■ **Exercise requirements**:
Give the count of lines holding the string "output" and nothing else.

■ **Exercise input**:
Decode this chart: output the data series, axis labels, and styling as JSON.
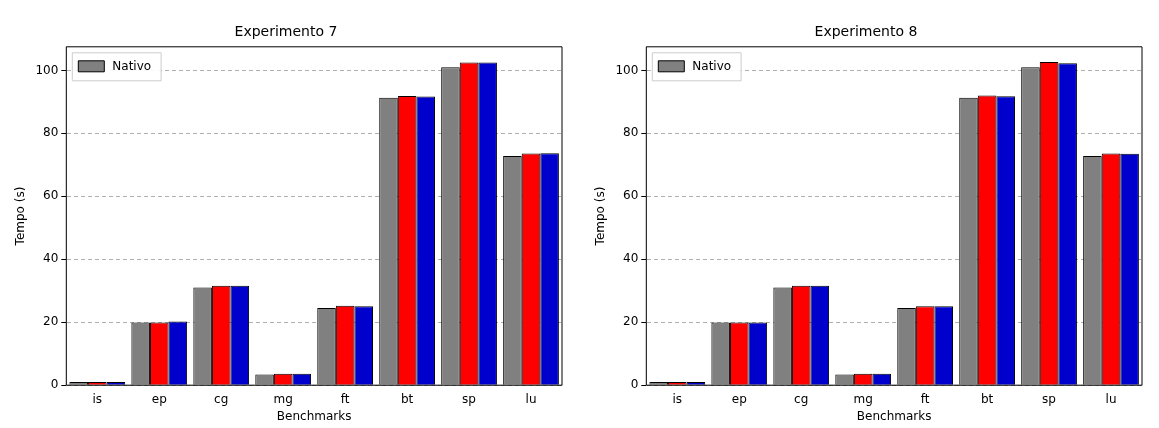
{
  "chart_data": [
    {
      "type": "bar",
      "title": "Experimento 7",
      "xlabel": "Benchmarks",
      "ylabel": "Tempo (s)",
      "categories": [
        "is",
        "ep",
        "cg",
        "mg",
        "ft",
        "bt",
        "sp",
        "lu"
      ],
      "series": [
        {
          "name": "Nativo",
          "color": "#808080",
          "values": [
            1,
            19.9,
            31,
            3.4,
            24.5,
            91.3,
            101,
            72.8
          ]
        },
        {
          "color": "#ff0000",
          "values": [
            1,
            19.9,
            31.6,
            3.6,
            25.2,
            91.9,
            102.5,
            73.6
          ]
        },
        {
          "color": "#0000cc",
          "values": [
            1,
            20.2,
            31.6,
            3.6,
            25.1,
            91.7,
            102.5,
            73.7
          ]
        }
      ],
      "ylim": [
        0,
        107.5
      ],
      "yticks": [
        0,
        20,
        40,
        60,
        80,
        100
      ],
      "grid": "y",
      "legend": "top left"
    },
    {
      "type": "bar",
      "title": "Experimento 8",
      "xlabel": "Benchmarks",
      "ylabel": "Tempo (s)",
      "categories": [
        "is",
        "ep",
        "cg",
        "mg",
        "ft",
        "bt",
        "sp",
        "lu"
      ],
      "series": [
        {
          "name": "Nativo",
          "color": "#808080",
          "values": [
            1,
            19.9,
            31,
            3.4,
            24.5,
            91.3,
            101,
            72.8
          ]
        },
        {
          "color": "#ff0000",
          "values": [
            1,
            19.9,
            31.6,
            3.6,
            25.1,
            92,
            102.7,
            73.6
          ]
        },
        {
          "color": "#0000cc",
          "values": [
            1,
            19.9,
            31.6,
            3.6,
            25.1,
            91.8,
            102.3,
            73.5
          ]
        }
      ],
      "ylim": [
        0,
        107.5
      ],
      "yticks": [
        0,
        20,
        40,
        60,
        80,
        100
      ],
      "grid": "y",
      "legend": "top left"
    }
  ]
}
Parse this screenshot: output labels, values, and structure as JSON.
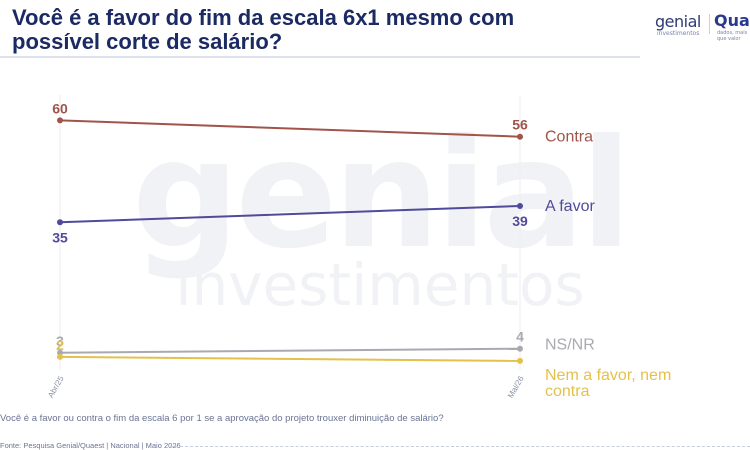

■ **Result below**:
2